* _WHAT THIS EXERCISE ASKS_
1/ List every word or phrase that the outsourcing article puts in quotation marks.
2/ Reproduce everything in the outsourcing article from "By George J." down to "company or organization.".

Begin PAGE

By George J. Atis* May 5, 2017
I am just finishing up the last of three large outsourcing deals and I wanted to remind the Client-side of five simple points that will shorten your contracting cycle and put you in the best position to conclude the best deal for your company or organization.
By the way, for those of you who are not familiar with my outsourcing publications, “Client” means the buyer of outsourcing services and “Vendor” means the outsourcing service provider.
1. If You Think You Know What You’re Doing, then, You Probably Don’t
Look, I am going to be direct (which is my usual style) and say that if you, on the Client- side, think that your procurement or legal department is sophisticated enough to handle an outsourcing deal internally, then, that’s your first mistake and you’re already putting yourself at a disadvantage.
The Vendors count on this belief and exploit it to the max by back-channeling your team members in various ways – for example, by convincing them that what they are telling you is “market” or that you are getting an absolutely tremendous or fabulous deal. (Hmmm, where have I heard those sales buzz words before?)
In short, this is a load of B.S. and your “best” internal people are no match for Vendor teams that do these deals every day – for big-fat commissions. As a rule of thumb, identify the lead Vendor salesperson early in the process and then picture her or him as Pinocchio every time she or he tells you something about the deal.
The bottom line is that if you purport to run the deal internally (even if you have hired external advisors), you will leave dollars on the table and lose control of your negotiation. Pretty soon into the deal, the Vendor will be in the driver’s seat about how, when, and on what terms the deal will proceed and close. You may not even realize this is happening until it’s too late. And, at that point, you will feel so invested in the process that you will let down your guard to get the deal done.
All it takes is one small fissure in the game plan for the Vendor to strike: once a crack in the contracting firewall occurs, the Vendor will wriggle its snake-like head through it and offer-up the proverbial apple to any Client-side team member who is eager to take a bite.
Sounds a bit dramatic, right? Well, since I ran the legal process of Vendor-side deals for many years, I know how Vendors operate. It’s a snake’s job to lie in wait and strike when the time is right and it’s a Vendor’s mandate to maximize profits. It’s natural but, on the Client-side you just have to guard against it – by hiring a professional negotiation team and letting them lead you through the process and over the finish line.

End PAGE
Begin SUPPLIED INFORMATION

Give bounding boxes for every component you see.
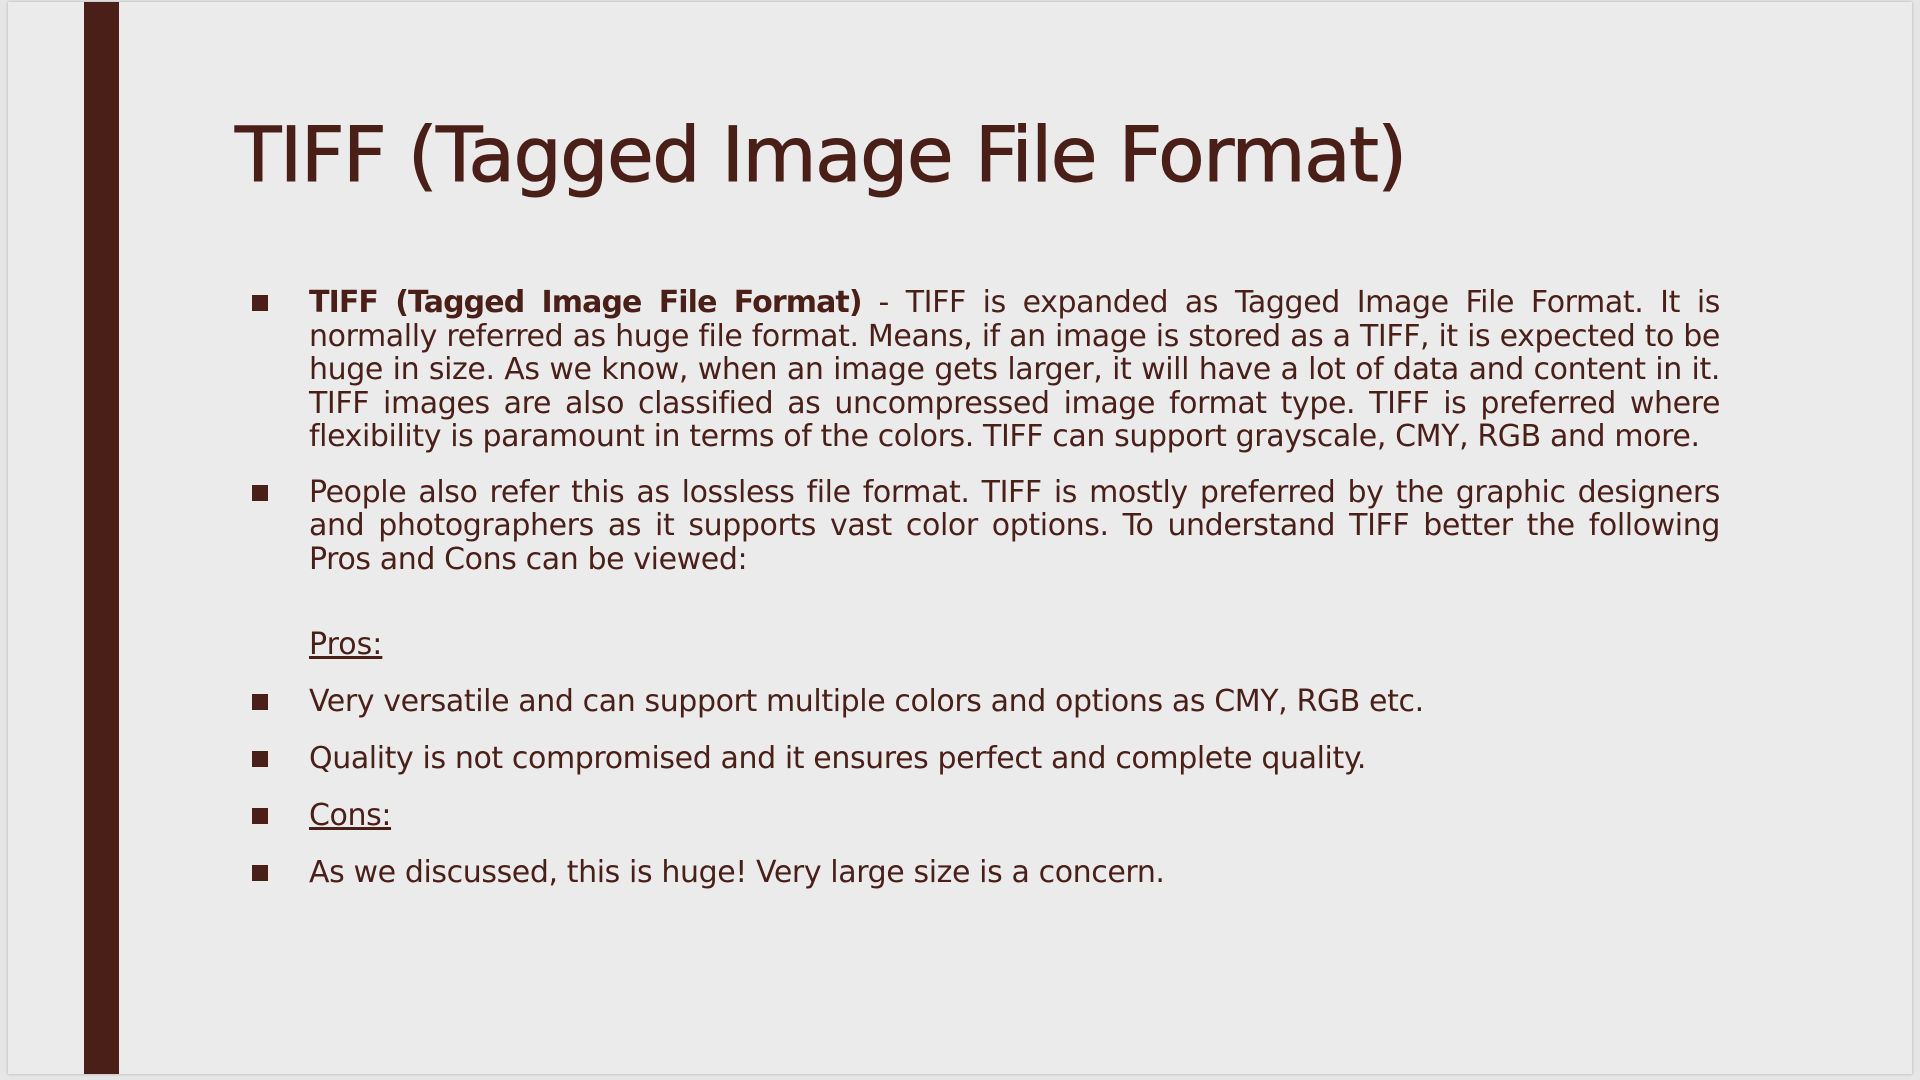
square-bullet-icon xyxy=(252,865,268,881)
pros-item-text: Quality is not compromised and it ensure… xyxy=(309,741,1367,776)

End SUPPLIED INFORMATION

* _RESULTS FOR THE EXERCISE_
1/ “Client”, “Vendor”, “market”, “best”

2/
By George J. Atis* May 5, 2017
I am just finishing up the last of three large outsourcing deals and I wanted to remind the Client-side of five simple points that will shorten your contracting cycle and put you in the best position to conclude the best deal for your company or organization.